Entries shown:
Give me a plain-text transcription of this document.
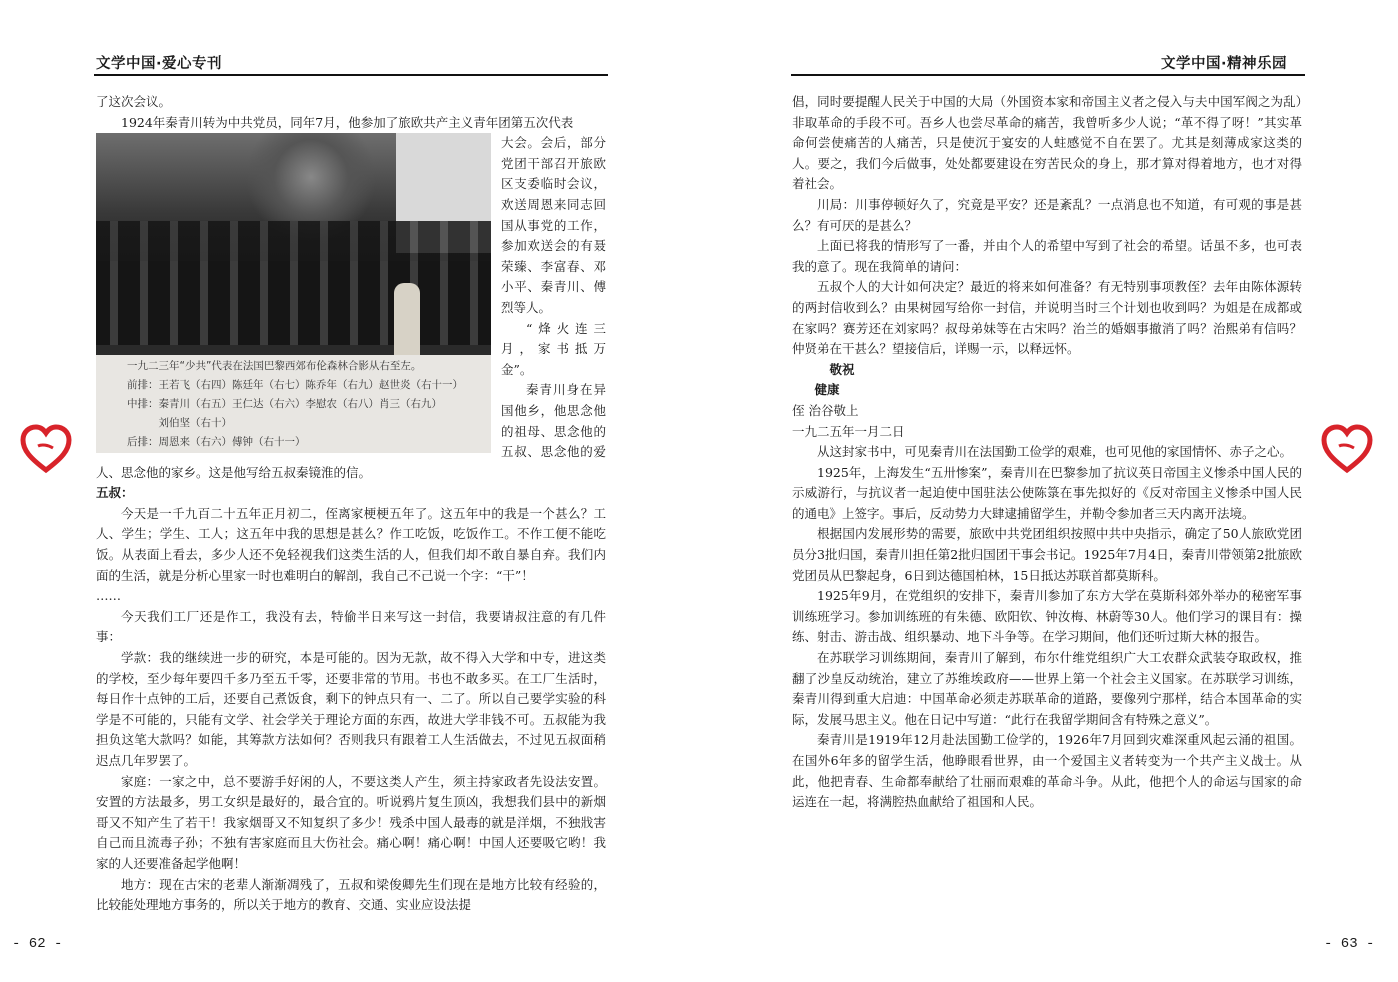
文学中国·爱心专刊

了这次会议。

1924年秦青川转为中共党员，同年7月，他参加了旅欧共产主义青年团第五次代表

一九二三年“少共”代表在法国巴黎西郊布伦森林合影从右至左。
前排：王若飞（右四）陈廷年（右七）陈乔年（右九）赵世炎（右十一）
中排：秦青川（右五）王仁达（右六）李慰农（右八）肖三（右九）
　　　刘伯坚（右十）
后排：周恩来（右六）傅钟（右十一）
大会。会后，部分党团干部召开旅欧区支委临时会议，欢送周恩来同志回国从事党的工作，参加欢送会的有聂荣臻、李富春、邓小平、秦青川、傅烈等人。

“烽火连三月，家书抵万金”。

秦青川身在异国他乡，他思念他的祖母、思念他的五叔、思念他的爱人、思念他的家乡。这是他写给五叔秦镜淮的信。

五叔：

今天是一千九百二十五年正月初二，侄离家梗梗五年了。这五年中的我是一个甚么？工人、学生；学生、工人；这五年中我的思想是甚么？作工吃饭，吃饭作工。不作工便不能吃饭。从表面上看去，多少人还不免轻视我们这类生活的人，但我们却不敢自暴自弃。我们内面的生活，就是分析心里家一时也难明白的解剖，我自己不己说一个字：“干”！

……

今天我们工厂还是作工，我没有去，特偷半日来写这一封信，我要请叔注意的有几件事：

学款：我的继续进一步的研究，本是可能的。因为无款，故不得入大学和中专，进这类的学校，至少每年要四千多乃至五千零，还要非常的节用。书也不敢多买。在工厂生活时，每日作十点钟的工后，还要自己煮饭食，剩下的钟点只有一、二了。所以自己要学实验的科学是不可能的，只能有文学、社会学关于理论方面的东西，故进大学非钱不可。五叔能为我担负这笔大款吗？如能，其筹款方法如何？否则我只有跟着工人生活做去，不过见五叔面稍迟点几年罗罢了。

家庭：一家之中，总不要游手好闲的人，不要这类人产生，须主持家政者先设法安置。安置的方法最多，男工女织是最好的，最合宜的。听说鸦片复生顶凶，我想我们县中的新烟哥又不知产生了若干！我家烟哥又不知复织了多少！残杀中国人最毒的就是洋烟，不独戕害自己而且流毒子孙；不独有害家庭而且大伤社会。痛心啊！痛心啊！中国人还要吸它哟！我家的人还要准备起学他啊！

地方：现在古宋的老辈人渐渐凋残了，五叔和梁俊卿先生们现在是地方比较有经验的，比较能处理地方事务的，所以关于地方的教育、交通、实业应设法提

- 62 -
文学中国·精神乐园

倡，同时要提醒人民关于中国的大局（外国资本家和帝国主义者之侵入与夫中国军阀之为乱）非取革命的手段不可。吾乡人也尝尽革命的痛苦，我曾听多少人说；“革不得了呀！”其实革命何尝使痛苦的人痛苦，只是使沉于宴安的人蛀感觉不自在罢了。尤其是刻薄成家这类的人。要之，我们今后做事，处处都要建设在穷苦民众的身上，那才算对得着地方，也才对得着社会。

川局：川事停顿好久了，究竟是平安？还是紊乱？一点消息也不知道，有可观的事是甚么？有可厌的是甚么？

上面已将我的情形写了一番，并由个人的希望中写到了社会的希望。话虽不多，也可表我的意了。现在我简单的请问：

五叔个人的大计如何决定？最近的将来如何准备？有无特别事项教侄？去年由陈体源转的两封信收到么？由果树园写给你一封信，并说明当时三个计划也收到吗？为姐是在成都或在家吗？赛芳还在刘家吗？叔母弟妹等在古宋吗？治兰的婚姻事撤消了吗？治熙弟有信吗？仲贤弟在干甚么？望接信后，详赐一示，以释远怀。

敬祝

健康

侄 治谷敬上

一九二五年一月二日

从这封家书中，可见秦青川在法国勤工俭学的艰难，也可见他的家国情怀、赤子之心。

1925年，上海发生“五卅惨案”，秦青川在巴黎参加了抗议英日帝国主义惨杀中国人民的示威游行，与抗议者一起迫使中国驻法公使陈箓在事先拟好的《反对帝国主义惨杀中国人民的通电》上签字。事后，反动势力大肆逮捕留学生，并勒令参加者三天内离开法境。

根据国内发展形势的需要，旅欧中共党团组织按照中共中央指示，确定了50人旅欧党团员分3批归国，秦青川担任第2批归国团干事会书记。1925年7月4日，秦青川带领第2批旅欧党团员从巴黎起身，6日到达德国柏林，15日抵达苏联首都莫斯科。

1925年9月，在党组织的安排下，秦青川参加了东方大学在莫斯科郊外举办的秘密军事训练班学习。参加训练班的有朱德、欧阳钦、钟汝梅、林蔚等30人。他们学习的课目有：操练、射击、游击战、组织暴动、地下斗争等。在学习期间，他们还听过斯大林的报告。

在苏联学习训练期间，秦青川了解到，布尔什维党组织广大工农群众武装夺取政权，推翻了沙皇反动统治，建立了苏维埃政府——世界上第一个社会主义国家。在苏联学习训练，秦青川得到重大启迪：中国革命必须走苏联革命的道路，要像列宁那样，结合本国革命的实际，发展马思主义。他在日记中写道：“此行在我留学期间含有特殊之意义”。

秦青川是1919年12月赴法国勤工俭学的，1926年7月回到灾难深重风起云涌的祖国。在国外6年多的留学生活，他睁眼看世界，由一个爱国主义者转变为一个共产主义战士。从此，他把青春、生命都奉献给了壮丽而艰难的革命斗争。从此，他把个人的命运与国家的命运连在一起，将满腔热血献给了祖国和人民。

- 63 -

Written exercise: In your copy of the records, include no pictures; repeat everything else exactly.

Reply:
Give me a plain-text transcription of this document.
文学中国·爱心专刊

了这次会议。

1924年秦青川转为中共党员，同年7月，他参加了旅欧共产主义青年团第五次代表

一九二三年“少共”代表在法国巴黎西郊布伦森林合影从右至左。
前排：王若飞（右四）陈廷年（右七）陈乔年（右九）赵世炎（右十一）
中排：秦青川（右五）王仁达（右六）李慰农（右八）肖三（右九）
　　　刘伯坚（右十）
后排：周恩来（右六）傅钟（右十一）
大会。会后，部分党团干部召开旅欧区支委临时会议，欢送周恩来同志回国从事党的工作，参加欢送会的有聂荣臻、李富春、邓小平、秦青川、傅烈等人。

“烽火连三月，家书抵万金”。

秦青川身在异国他乡，他思念他的祖母、思念他的五叔、思念他的爱人、思念他的家乡。这是他写给五叔秦镜淮的信。

五叔：

今天是一千九百二十五年正月初二，侄离家梗梗五年了。这五年中的我是一个甚么？工人、学生；学生、工人；这五年中我的思想是甚么？作工吃饭，吃饭作工。不作工便不能吃饭。从表面上看去，多少人还不免轻视我们这类生活的人，但我们却不敢自暴自弃。我们内面的生活，就是分析心里家一时也难明白的解剖，我自己不己说一个字：“干”！

……

今天我们工厂还是作工，我没有去，特偷半日来写这一封信，我要请叔注意的有几件事：

学款：我的继续进一步的研究，本是可能的。因为无款，故不得入大学和中专，进这类的学校，至少每年要四千多乃至五千零，还要非常的节用。书也不敢多买。在工厂生活时，每日作十点钟的工后，还要自己煮饭食，剩下的钟点只有一、二了。所以自己要学实验的科学是不可能的，只能有文学、社会学关于理论方面的东西，故进大学非钱不可。五叔能为我担负这笔大款吗？如能，其筹款方法如何？否则我只有跟着工人生活做去，不过见五叔面稍迟点几年罗罢了。

家庭：一家之中，总不要游手好闲的人，不要这类人产生，须主持家政者先设法安置。安置的方法最多，男工女织是最好的，最合宜的。听说鸦片复生顶凶，我想我们县中的新烟哥又不知产生了若干！我家烟哥又不知复织了多少！残杀中国人最毒的就是洋烟，不独戕害自己而且流毒子孙；不独有害家庭而且大伤社会。痛心啊！痛心啊！中国人还要吸它哟！我家的人还要准备起学他啊！

地方：现在古宋的老辈人渐渐凋残了，五叔和梁俊卿先生们现在是地方比较有经验的，比较能处理地方事务的，所以关于地方的教育、交通、实业应设法提

- 62 -
文学中国·精神乐园

倡，同时要提醒人民关于中国的大局（外国资本家和帝国主义者之侵入与夫中国军阀之为乱）非取革命的手段不可。吾乡人也尝尽革命的痛苦，我曾听多少人说；“革不得了呀！”其实革命何尝使痛苦的人痛苦，只是使沉于宴安的人蛀感觉不自在罢了。尤其是刻薄成家这类的人。要之，我们今后做事，处处都要建设在穷苦民众的身上，那才算对得着地方，也才对得着社会。

川局：川事停顿好久了，究竟是平安？还是紊乱？一点消息也不知道，有可观的事是甚么？有可厌的是甚么？

上面已将我的情形写了一番，并由个人的希望中写到了社会的希望。话虽不多，也可表我的意了。现在我简单的请问：

五叔个人的大计如何决定？最近的将来如何准备？有无特别事项教侄？去年由陈体源转的两封信收到么？由果树园写给你一封信，并说明当时三个计划也收到吗？为姐是在成都或在家吗？赛芳还在刘家吗？叔母弟妹等在古宋吗？治兰的婚姻事撤消了吗？治熙弟有信吗？仲贤弟在干甚么？望接信后，详赐一示，以释远怀。

敬祝

健康

侄 治谷敬上

一九二五年一月二日

从这封家书中，可见秦青川在法国勤工俭学的艰难，也可见他的家国情怀、赤子之心。

1925年，上海发生“五卅惨案”，秦青川在巴黎参加了抗议英日帝国主义惨杀中国人民的示威游行，与抗议者一起迫使中国驻法公使陈箓在事先拟好的《反对帝国主义惨杀中国人民的通电》上签字。事后，反动势力大肆逮捕留学生，并勒令参加者三天内离开法境。

根据国内发展形势的需要，旅欧中共党团组织按照中共中央指示，确定了50人旅欧党团员分3批归国，秦青川担任第2批归国团干事会书记。1925年7月4日，秦青川带领第2批旅欧党团员从巴黎起身，6日到达德国柏林，15日抵达苏联首都莫斯科。

1925年9月，在党组织的安排下，秦青川参加了东方大学在莫斯科郊外举办的秘密军事训练班学习。参加训练班的有朱德、欧阳钦、钟汝梅、林蔚等30人。他们学习的课目有：操练、射击、游击战、组织暴动、地下斗争等。在学习期间，他们还听过斯大林的报告。

在苏联学习训练期间，秦青川了解到，布尔什维党组织广大工农群众武装夺取政权，推翻了沙皇反动统治，建立了苏维埃政府——世界上第一个社会主义国家。在苏联学习训练，秦青川得到重大启迪：中国革命必须走苏联革命的道路，要像列宁那样，结合本国革命的实际，发展马思主义。他在日记中写道：“此行在我留学期间含有特殊之意义”。

秦青川是1919年12月赴法国勤工俭学的，1926年7月回到灾难深重风起云涌的祖国。在国外6年多的留学生活，他睁眼看世界，由一个爱国主义者转变为一个共产主义战士。从此，他把青春、生命都奉献给了壮丽而艰难的革命斗争。从此，他把个人的命运与国家的命运连在一起，将满腔热血献给了祖国和人民。

- 63 -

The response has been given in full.